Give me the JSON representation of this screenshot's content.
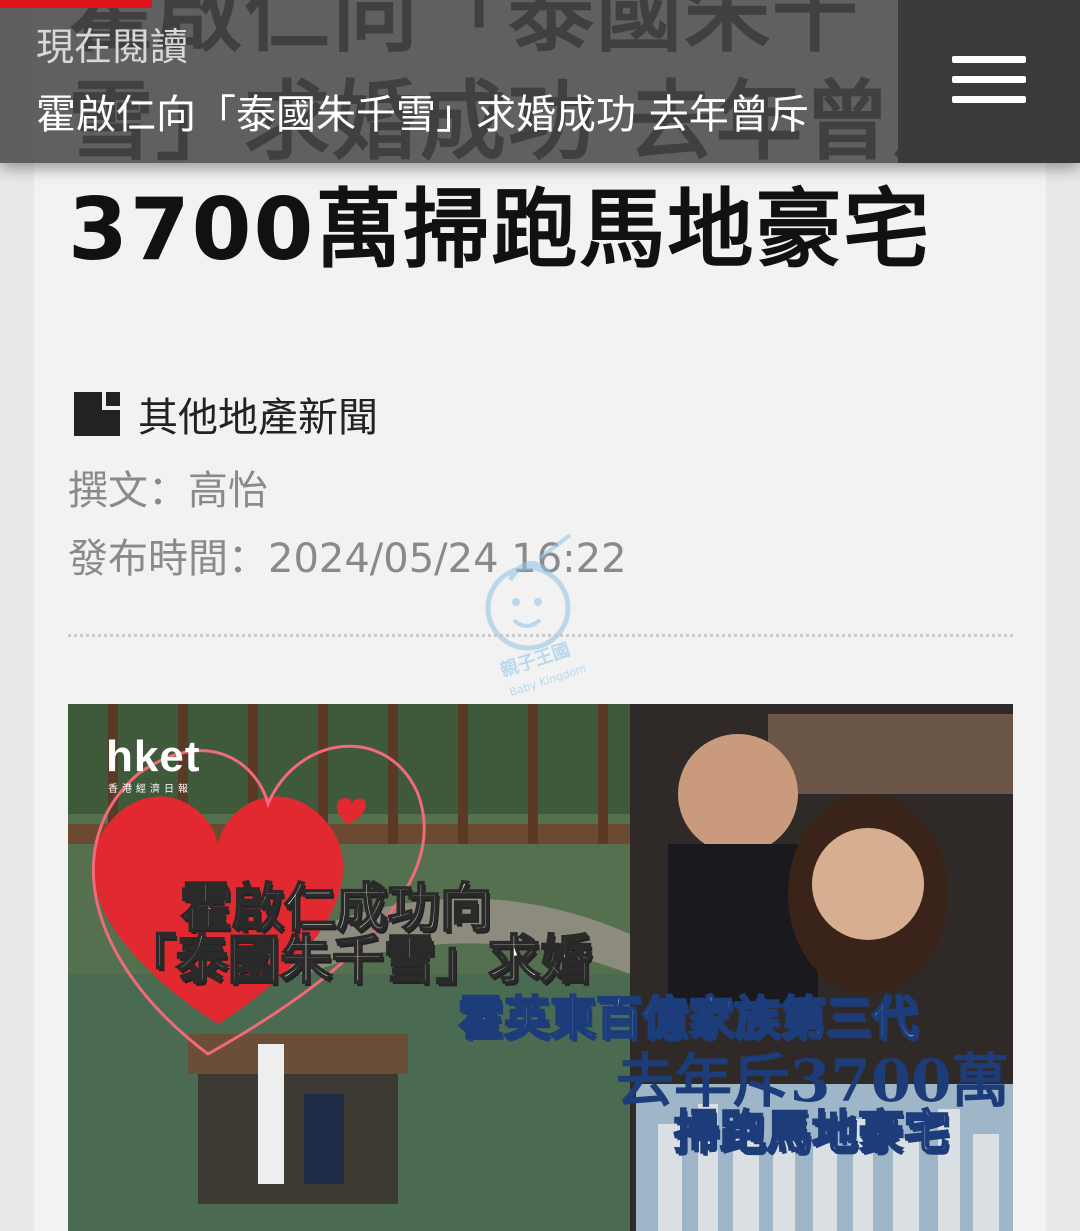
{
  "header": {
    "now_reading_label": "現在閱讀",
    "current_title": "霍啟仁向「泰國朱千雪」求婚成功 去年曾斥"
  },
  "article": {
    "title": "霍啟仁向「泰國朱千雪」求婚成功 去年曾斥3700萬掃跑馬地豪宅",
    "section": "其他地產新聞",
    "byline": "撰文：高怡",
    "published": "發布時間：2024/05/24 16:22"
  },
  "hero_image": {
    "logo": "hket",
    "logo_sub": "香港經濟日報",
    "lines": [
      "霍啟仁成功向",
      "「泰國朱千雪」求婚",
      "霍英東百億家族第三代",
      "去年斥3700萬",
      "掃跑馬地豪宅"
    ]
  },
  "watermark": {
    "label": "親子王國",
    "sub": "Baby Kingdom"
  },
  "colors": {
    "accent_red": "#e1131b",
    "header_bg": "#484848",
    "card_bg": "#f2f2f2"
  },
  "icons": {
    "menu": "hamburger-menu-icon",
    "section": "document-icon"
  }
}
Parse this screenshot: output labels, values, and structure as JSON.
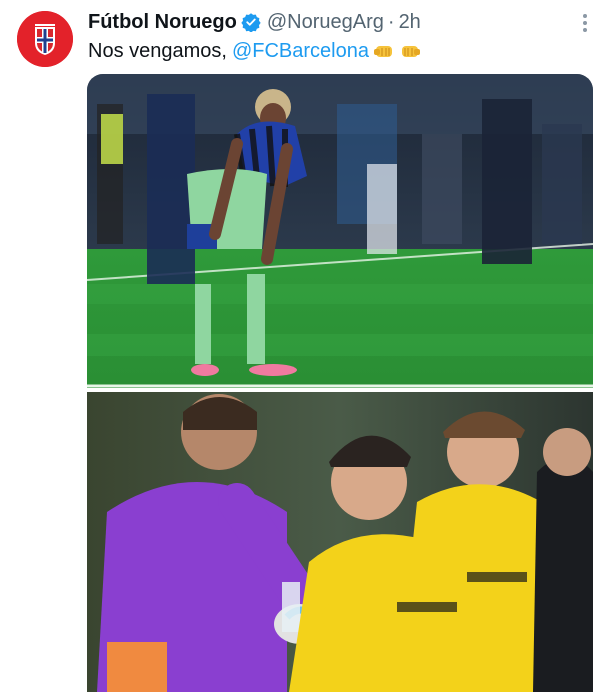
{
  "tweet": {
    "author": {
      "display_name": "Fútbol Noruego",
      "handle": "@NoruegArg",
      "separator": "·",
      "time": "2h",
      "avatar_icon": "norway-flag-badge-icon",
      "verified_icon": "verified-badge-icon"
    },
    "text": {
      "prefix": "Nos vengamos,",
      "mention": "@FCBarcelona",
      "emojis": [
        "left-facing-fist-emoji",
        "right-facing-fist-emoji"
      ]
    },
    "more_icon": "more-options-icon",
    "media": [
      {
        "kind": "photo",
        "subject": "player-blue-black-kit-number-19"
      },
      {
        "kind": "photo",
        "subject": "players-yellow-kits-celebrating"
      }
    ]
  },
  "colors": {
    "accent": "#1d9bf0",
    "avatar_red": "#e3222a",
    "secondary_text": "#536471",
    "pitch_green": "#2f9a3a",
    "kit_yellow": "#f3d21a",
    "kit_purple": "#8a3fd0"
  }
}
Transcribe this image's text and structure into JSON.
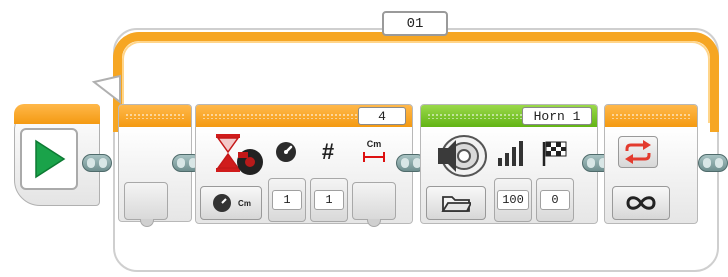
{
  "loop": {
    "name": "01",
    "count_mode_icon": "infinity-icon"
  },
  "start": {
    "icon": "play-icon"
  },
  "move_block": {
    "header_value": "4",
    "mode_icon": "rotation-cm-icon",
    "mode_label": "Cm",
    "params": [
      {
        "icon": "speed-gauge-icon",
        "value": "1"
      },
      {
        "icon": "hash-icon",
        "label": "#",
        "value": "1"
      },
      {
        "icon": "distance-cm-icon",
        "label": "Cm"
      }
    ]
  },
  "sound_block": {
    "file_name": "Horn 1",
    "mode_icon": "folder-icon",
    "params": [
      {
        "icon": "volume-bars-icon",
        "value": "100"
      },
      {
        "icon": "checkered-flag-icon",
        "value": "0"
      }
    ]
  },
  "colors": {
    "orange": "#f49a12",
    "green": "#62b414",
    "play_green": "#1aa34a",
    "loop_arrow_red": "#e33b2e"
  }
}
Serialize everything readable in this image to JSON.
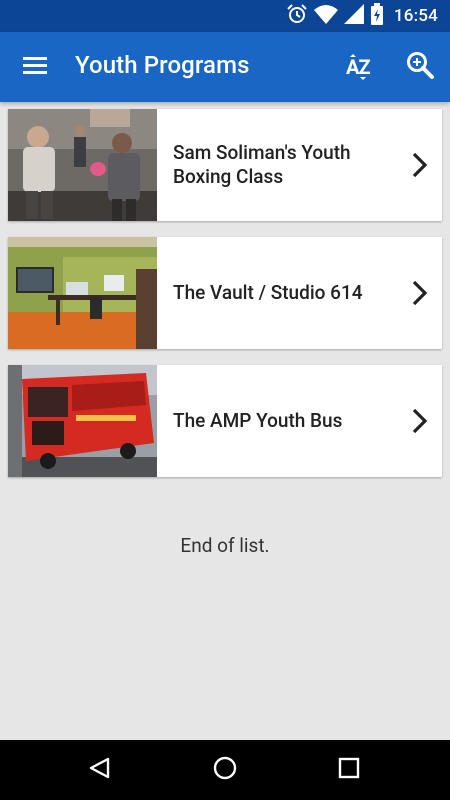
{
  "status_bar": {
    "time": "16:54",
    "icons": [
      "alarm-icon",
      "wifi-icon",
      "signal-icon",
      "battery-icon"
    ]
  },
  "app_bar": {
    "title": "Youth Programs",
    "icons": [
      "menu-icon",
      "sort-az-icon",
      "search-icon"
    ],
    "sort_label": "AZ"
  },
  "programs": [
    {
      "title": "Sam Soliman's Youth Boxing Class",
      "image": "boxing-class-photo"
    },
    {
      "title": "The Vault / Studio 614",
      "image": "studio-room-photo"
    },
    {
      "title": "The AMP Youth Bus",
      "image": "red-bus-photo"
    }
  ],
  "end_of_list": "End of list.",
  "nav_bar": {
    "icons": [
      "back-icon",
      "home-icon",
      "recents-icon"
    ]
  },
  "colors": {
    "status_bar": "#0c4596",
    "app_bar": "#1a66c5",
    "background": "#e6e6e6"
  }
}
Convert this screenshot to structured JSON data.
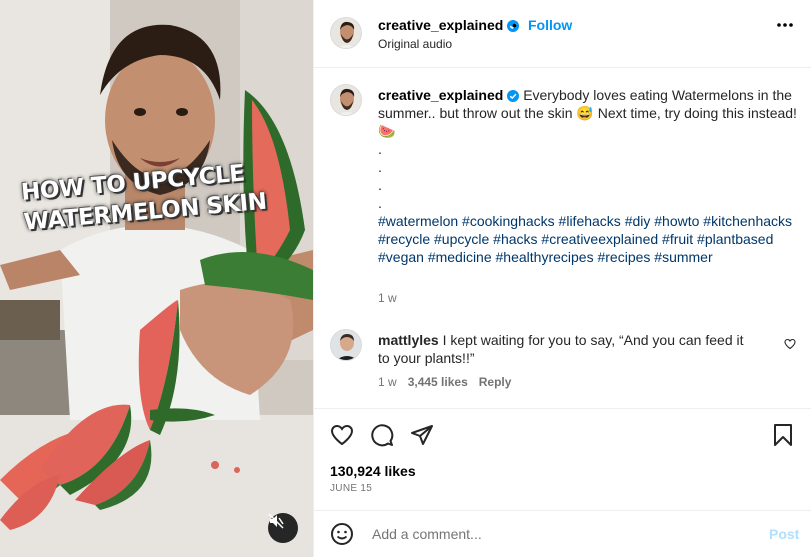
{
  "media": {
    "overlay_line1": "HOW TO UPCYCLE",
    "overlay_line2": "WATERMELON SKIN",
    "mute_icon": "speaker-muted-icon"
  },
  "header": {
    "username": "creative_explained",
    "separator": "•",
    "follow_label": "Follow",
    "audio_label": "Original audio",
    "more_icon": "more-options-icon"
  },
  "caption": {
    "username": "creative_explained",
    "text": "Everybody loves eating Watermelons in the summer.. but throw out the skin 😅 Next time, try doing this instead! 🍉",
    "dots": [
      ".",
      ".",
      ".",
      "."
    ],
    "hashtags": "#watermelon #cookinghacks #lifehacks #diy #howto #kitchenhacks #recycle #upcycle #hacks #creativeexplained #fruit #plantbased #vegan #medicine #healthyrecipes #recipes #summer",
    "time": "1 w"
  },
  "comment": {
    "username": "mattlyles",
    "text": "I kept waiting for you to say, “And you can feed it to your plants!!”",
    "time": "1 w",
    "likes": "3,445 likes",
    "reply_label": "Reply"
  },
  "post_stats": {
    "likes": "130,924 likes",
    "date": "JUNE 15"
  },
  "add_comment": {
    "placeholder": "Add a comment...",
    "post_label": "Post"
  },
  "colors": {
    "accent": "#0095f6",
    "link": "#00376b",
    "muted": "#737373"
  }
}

_ _ _ _

### Problem to work on
Transcribe every line in the entries above, taking out only the images.

### Task result
Give me the JSON representation of this screenshot's content.
{
  "header": {
    "now_reading_label": "現在閱讀",
    "current_title": "霍啟仁向「泰國朱千雪」求婚成功 去年曾斥"
  },
  "article": {
    "title": "霍啟仁向「泰國朱千雪」求婚成功 去年曾斥3700萬掃跑馬地豪宅",
    "section": "其他地產新聞",
    "byline": "撰文：高怡",
    "published": "發布時間：2024/05/24 16:22"
  },
  "hero_image": {
    "logo": "hket",
    "logo_sub": "香港經濟日報",
    "lines": [
      "霍啟仁成功向",
      "「泰國朱千雪」求婚",
      "霍英東百億家族第三代",
      "去年斥3700萬",
      "掃跑馬地豪宅"
    ]
  },
  "watermark": {
    "label": "親子王國",
    "sub": "Baby Kingdom"
  },
  "colors": {
    "accent_red": "#e1131b",
    "header_bg": "#484848",
    "card_bg": "#f2f2f2"
  },
  "icons": {
    "menu": "hamburger-menu-icon",
    "section": "document-icon"
  }
}
Parse this screenshot: output labels, values, and structure as JSON.
{
  "tweet": {
    "author": {
      "display_name": "Fútbol Noruego",
      "handle": "@NoruegArg",
      "separator": "·",
      "time": "2h",
      "avatar_icon": "norway-flag-badge-icon",
      "verified_icon": "verified-badge-icon"
    },
    "text": {
      "prefix": "Nos vengamos,",
      "mention": "@FCBarcelona",
      "emojis": [
        "left-facing-fist-emoji",
        "right-facing-fist-emoji"
      ]
    },
    "more_icon": "more-options-icon",
    "media": [
      {
        "kind": "photo",
        "subject": "player-blue-black-kit-number-19"
      },
      {
        "kind": "photo",
        "subject": "players-yellow-kits-celebrating"
      }
    ]
  },
  "colors": {
    "accent": "#1d9bf0",
    "avatar_red": "#e3222a",
    "secondary_text": "#536471",
    "pitch_green": "#2f9a3a",
    "kit_yellow": "#f3d21a",
    "kit_purple": "#8a3fd0"
  }
}
Transcribe this image's text and structure into JSON.
{
  "loop": {
    "name": "01",
    "count_mode_icon": "infinity-icon"
  },
  "start": {
    "icon": "play-icon"
  },
  "move_block": {
    "header_value": "4",
    "mode_icon": "rotation-cm-icon",
    "mode_label": "Cm",
    "params": [
      {
        "icon": "speed-gauge-icon",
        "value": "1"
      },
      {
        "icon": "hash-icon",
        "label": "#",
        "value": "1"
      },
      {
        "icon": "distance-cm-icon",
        "label": "Cm"
      }
    ]
  },
  "sound_block": {
    "file_name": "Horn 1",
    "mode_icon": "folder-icon",
    "params": [
      {
        "icon": "volume-bars-icon",
        "value": "100"
      },
      {
        "icon": "checkered-flag-icon",
        "value": "0"
      }
    ]
  },
  "colors": {
    "orange": "#f49a12",
    "green": "#62b414",
    "play_green": "#1aa34a",
    "loop_arrow_red": "#e33b2e"
  }
}
Serialize everything readable in this image to JSON.
{
  "status_bar": {
    "time": "16:54",
    "icons": [
      "alarm-icon",
      "wifi-icon",
      "signal-icon",
      "battery-icon"
    ]
  },
  "app_bar": {
    "title": "Youth Programs",
    "icons": [
      "menu-icon",
      "sort-az-icon",
      "search-icon"
    ],
    "sort_label": "AZ"
  },
  "programs": [
    {
      "title": "Sam Soliman's Youth Boxing Class",
      "image": "boxing-class-photo"
    },
    {
      "title": "The Vault / Studio 614",
      "image": "studio-room-photo"
    },
    {
      "title": "The AMP Youth Bus",
      "image": "red-bus-photo"
    }
  ],
  "end_of_list": "End of list.",
  "nav_bar": {
    "icons": [
      "back-icon",
      "home-icon",
      "recents-icon"
    ]
  },
  "colors": {
    "status_bar": "#0c4596",
    "app_bar": "#1a66c5",
    "background": "#e6e6e6"
  }
}
Convert this screenshot to structured JSON data.
{
  "media": {
    "overlay_line1": "HOW TO UPCYCLE",
    "overlay_line2": "WATERMELON SKIN",
    "mute_icon": "speaker-muted-icon"
  },
  "header": {
    "username": "creative_explained",
    "separator": "•",
    "follow_label": "Follow",
    "audio_label": "Original audio",
    "more_icon": "more-options-icon"
  },
  "caption": {
    "username": "creative_explained",
    "text": "Everybody loves eating Watermelons in the summer.. but throw out the skin 😅 Next time, try doing this instead! 🍉",
    "dots": [
      ".",
      ".",
      ".",
      "."
    ],
    "hashtags": "#watermelon #cookinghacks #lifehacks #diy #howto #kitchenhacks #recycle #upcycle #hacks #creativeexplained #fruit #plantbased #vegan #medicine #healthyrecipes #recipes #summer",
    "time": "1 w"
  },
  "comment": {
    "username": "mattlyles",
    "text": "I kept waiting for you to say, “And you can feed it to your plants!!”",
    "time": "1 w",
    "likes": "3,445 likes",
    "reply_label": "Reply"
  },
  "post_stats": {
    "likes": "130,924 likes",
    "date": "JUNE 15"
  },
  "add_comment": {
    "placeholder": "Add a comment...",
    "post_label": "Post"
  },
  "colors": {
    "accent": "#0095f6",
    "link": "#00376b",
    "muted": "#737373"
  }
}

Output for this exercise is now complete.